::: Extracted information :::
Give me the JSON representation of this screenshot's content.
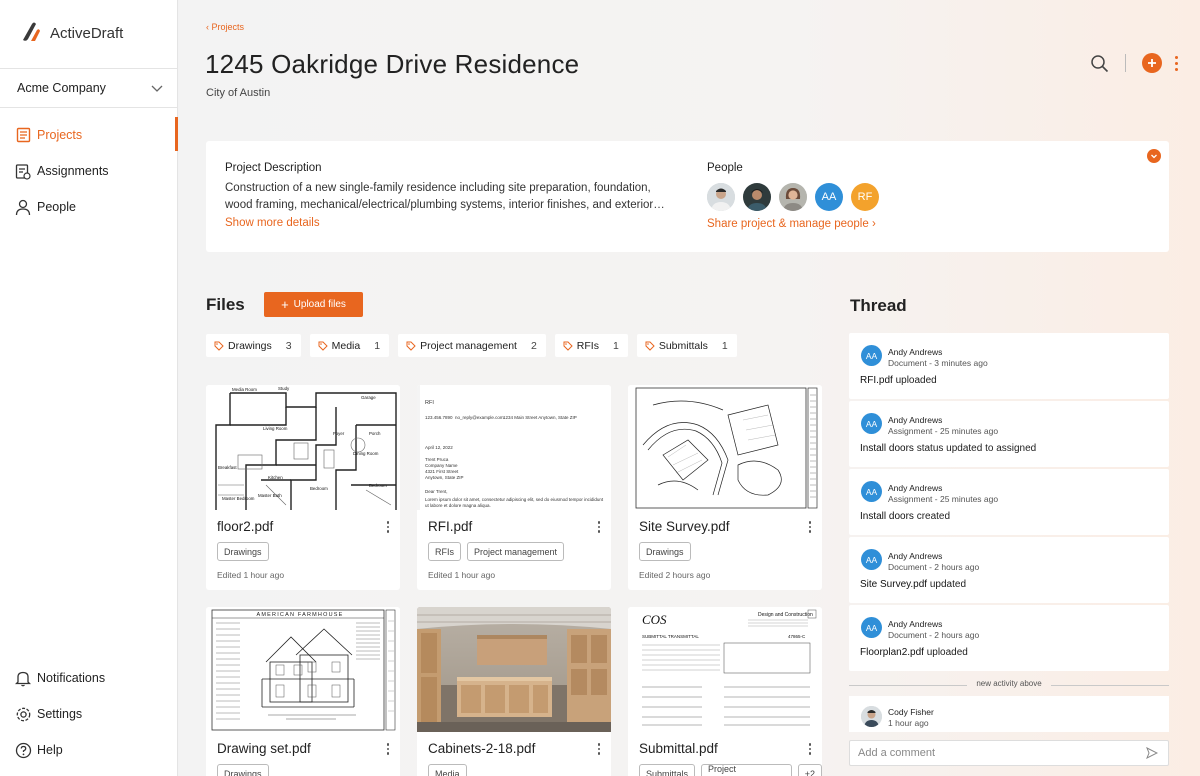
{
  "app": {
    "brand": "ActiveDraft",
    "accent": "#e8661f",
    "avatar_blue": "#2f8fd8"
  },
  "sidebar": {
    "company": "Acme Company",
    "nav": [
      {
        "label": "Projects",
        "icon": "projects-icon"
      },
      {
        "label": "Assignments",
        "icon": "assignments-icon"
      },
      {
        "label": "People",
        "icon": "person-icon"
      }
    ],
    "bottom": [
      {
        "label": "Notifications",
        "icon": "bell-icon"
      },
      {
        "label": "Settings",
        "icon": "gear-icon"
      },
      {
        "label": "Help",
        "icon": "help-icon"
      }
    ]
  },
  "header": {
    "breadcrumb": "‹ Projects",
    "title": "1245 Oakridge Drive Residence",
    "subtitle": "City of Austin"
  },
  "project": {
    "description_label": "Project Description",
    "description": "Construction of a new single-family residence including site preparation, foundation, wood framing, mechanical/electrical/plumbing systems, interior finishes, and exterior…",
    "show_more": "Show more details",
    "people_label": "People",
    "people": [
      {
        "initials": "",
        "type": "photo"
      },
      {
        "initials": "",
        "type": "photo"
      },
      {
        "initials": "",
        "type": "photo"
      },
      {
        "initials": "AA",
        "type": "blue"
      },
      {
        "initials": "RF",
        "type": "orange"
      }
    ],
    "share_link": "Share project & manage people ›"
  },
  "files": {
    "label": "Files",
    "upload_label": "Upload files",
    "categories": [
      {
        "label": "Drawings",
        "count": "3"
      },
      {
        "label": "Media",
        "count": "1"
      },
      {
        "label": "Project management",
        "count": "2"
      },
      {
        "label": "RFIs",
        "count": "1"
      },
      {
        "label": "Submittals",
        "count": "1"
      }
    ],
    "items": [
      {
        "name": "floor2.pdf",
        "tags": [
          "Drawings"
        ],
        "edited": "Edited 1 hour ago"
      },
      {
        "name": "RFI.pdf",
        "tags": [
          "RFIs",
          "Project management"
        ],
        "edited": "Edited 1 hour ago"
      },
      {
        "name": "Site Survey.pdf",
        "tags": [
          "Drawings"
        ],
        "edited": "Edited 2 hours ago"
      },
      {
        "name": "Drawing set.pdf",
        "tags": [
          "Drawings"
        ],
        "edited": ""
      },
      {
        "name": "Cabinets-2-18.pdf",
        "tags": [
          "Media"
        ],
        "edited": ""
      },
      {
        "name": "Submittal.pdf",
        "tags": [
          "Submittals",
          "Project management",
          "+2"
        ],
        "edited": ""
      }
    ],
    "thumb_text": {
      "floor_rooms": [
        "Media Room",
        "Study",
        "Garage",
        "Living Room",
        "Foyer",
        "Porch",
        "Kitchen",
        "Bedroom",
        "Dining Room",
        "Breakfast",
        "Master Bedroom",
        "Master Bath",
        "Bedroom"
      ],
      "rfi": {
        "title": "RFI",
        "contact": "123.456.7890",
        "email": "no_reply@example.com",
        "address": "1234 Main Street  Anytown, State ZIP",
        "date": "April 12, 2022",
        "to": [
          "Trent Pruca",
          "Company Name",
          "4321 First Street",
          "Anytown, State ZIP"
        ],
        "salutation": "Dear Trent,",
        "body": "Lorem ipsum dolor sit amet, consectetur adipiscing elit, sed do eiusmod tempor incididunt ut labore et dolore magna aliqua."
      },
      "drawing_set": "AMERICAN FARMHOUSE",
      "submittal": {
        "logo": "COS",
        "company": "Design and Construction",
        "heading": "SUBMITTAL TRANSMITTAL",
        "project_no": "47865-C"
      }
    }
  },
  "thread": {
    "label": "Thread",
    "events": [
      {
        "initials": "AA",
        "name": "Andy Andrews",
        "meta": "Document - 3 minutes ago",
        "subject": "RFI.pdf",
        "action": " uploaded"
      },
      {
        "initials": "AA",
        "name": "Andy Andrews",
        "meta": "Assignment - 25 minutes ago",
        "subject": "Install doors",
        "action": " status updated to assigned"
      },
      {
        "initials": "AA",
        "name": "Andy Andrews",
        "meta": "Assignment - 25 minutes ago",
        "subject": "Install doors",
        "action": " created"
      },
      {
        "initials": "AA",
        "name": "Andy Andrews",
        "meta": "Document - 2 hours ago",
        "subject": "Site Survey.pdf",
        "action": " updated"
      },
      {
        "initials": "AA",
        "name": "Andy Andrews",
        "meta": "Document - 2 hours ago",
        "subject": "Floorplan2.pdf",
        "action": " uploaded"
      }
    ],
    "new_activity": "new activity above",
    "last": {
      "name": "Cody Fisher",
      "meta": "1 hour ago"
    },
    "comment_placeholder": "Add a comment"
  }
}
:::
● **What is expected**:
Give every record again exactly, apart from the pictures, which stay out.

● **Exercise output**:
Give me the JSON representation of this screenshot's content.
{
  "app": {
    "brand": "ActiveDraft",
    "accent": "#e8661f",
    "avatar_blue": "#2f8fd8"
  },
  "sidebar": {
    "company": "Acme Company",
    "nav": [
      {
        "label": "Projects",
        "icon": "projects-icon"
      },
      {
        "label": "Assignments",
        "icon": "assignments-icon"
      },
      {
        "label": "People",
        "icon": "person-icon"
      }
    ],
    "bottom": [
      {
        "label": "Notifications",
        "icon": "bell-icon"
      },
      {
        "label": "Settings",
        "icon": "gear-icon"
      },
      {
        "label": "Help",
        "icon": "help-icon"
      }
    ]
  },
  "header": {
    "breadcrumb": "‹ Projects",
    "title": "1245 Oakridge Drive Residence",
    "subtitle": "City of Austin"
  },
  "project": {
    "description_label": "Project Description",
    "description": "Construction of a new single-family residence including site preparation, foundation, wood framing, mechanical/electrical/plumbing systems, interior finishes, and exterior…",
    "show_more": "Show more details",
    "people_label": "People",
    "people": [
      {
        "initials": "",
        "type": "photo"
      },
      {
        "initials": "",
        "type": "photo"
      },
      {
        "initials": "",
        "type": "photo"
      },
      {
        "initials": "AA",
        "type": "blue"
      },
      {
        "initials": "RF",
        "type": "orange"
      }
    ],
    "share_link": "Share project & manage people ›"
  },
  "files": {
    "label": "Files",
    "upload_label": "Upload files",
    "categories": [
      {
        "label": "Drawings",
        "count": "3"
      },
      {
        "label": "Media",
        "count": "1"
      },
      {
        "label": "Project management",
        "count": "2"
      },
      {
        "label": "RFIs",
        "count": "1"
      },
      {
        "label": "Submittals",
        "count": "1"
      }
    ],
    "items": [
      {
        "name": "floor2.pdf",
        "tags": [
          "Drawings"
        ],
        "edited": "Edited 1 hour ago"
      },
      {
        "name": "RFI.pdf",
        "tags": [
          "RFIs",
          "Project management"
        ],
        "edited": "Edited 1 hour ago"
      },
      {
        "name": "Site Survey.pdf",
        "tags": [
          "Drawings"
        ],
        "edited": "Edited 2 hours ago"
      },
      {
        "name": "Drawing set.pdf",
        "tags": [
          "Drawings"
        ],
        "edited": ""
      },
      {
        "name": "Cabinets-2-18.pdf",
        "tags": [
          "Media"
        ],
        "edited": ""
      },
      {
        "name": "Submittal.pdf",
        "tags": [
          "Submittals",
          "Project management",
          "+2"
        ],
        "edited": ""
      }
    ],
    "thumb_text": {
      "floor_rooms": [
        "Media Room",
        "Study",
        "Garage",
        "Living Room",
        "Foyer",
        "Porch",
        "Kitchen",
        "Bedroom",
        "Dining Room",
        "Breakfast",
        "Master Bedroom",
        "Master Bath",
        "Bedroom"
      ],
      "rfi": {
        "title": "RFI",
        "contact": "123.456.7890",
        "email": "no_reply@example.com",
        "address": "1234 Main Street  Anytown, State ZIP",
        "date": "April 12, 2022",
        "to": [
          "Trent Pruca",
          "Company Name",
          "4321 First Street",
          "Anytown, State ZIP"
        ],
        "salutation": "Dear Trent,",
        "body": "Lorem ipsum dolor sit amet, consectetur adipiscing elit, sed do eiusmod tempor incididunt ut labore et dolore magna aliqua."
      },
      "drawing_set": "AMERICAN FARMHOUSE",
      "submittal": {
        "logo": "COS",
        "company": "Design and Construction",
        "heading": "SUBMITTAL TRANSMITTAL",
        "project_no": "47865-C"
      }
    }
  },
  "thread": {
    "label": "Thread",
    "events": [
      {
        "initials": "AA",
        "name": "Andy Andrews",
        "meta": "Document - 3 minutes ago",
        "subject": "RFI.pdf",
        "action": " uploaded"
      },
      {
        "initials": "AA",
        "name": "Andy Andrews",
        "meta": "Assignment - 25 minutes ago",
        "subject": "Install doors",
        "action": " status updated to assigned"
      },
      {
        "initials": "AA",
        "name": "Andy Andrews",
        "meta": "Assignment - 25 minutes ago",
        "subject": "Install doors",
        "action": " created"
      },
      {
        "initials": "AA",
        "name": "Andy Andrews",
        "meta": "Document - 2 hours ago",
        "subject": "Site Survey.pdf",
        "action": " updated"
      },
      {
        "initials": "AA",
        "name": "Andy Andrews",
        "meta": "Document - 2 hours ago",
        "subject": "Floorplan2.pdf",
        "action": " uploaded"
      }
    ],
    "new_activity": "new activity above",
    "last": {
      "name": "Cody Fisher",
      "meta": "1 hour ago"
    },
    "comment_placeholder": "Add a comment"
  }
}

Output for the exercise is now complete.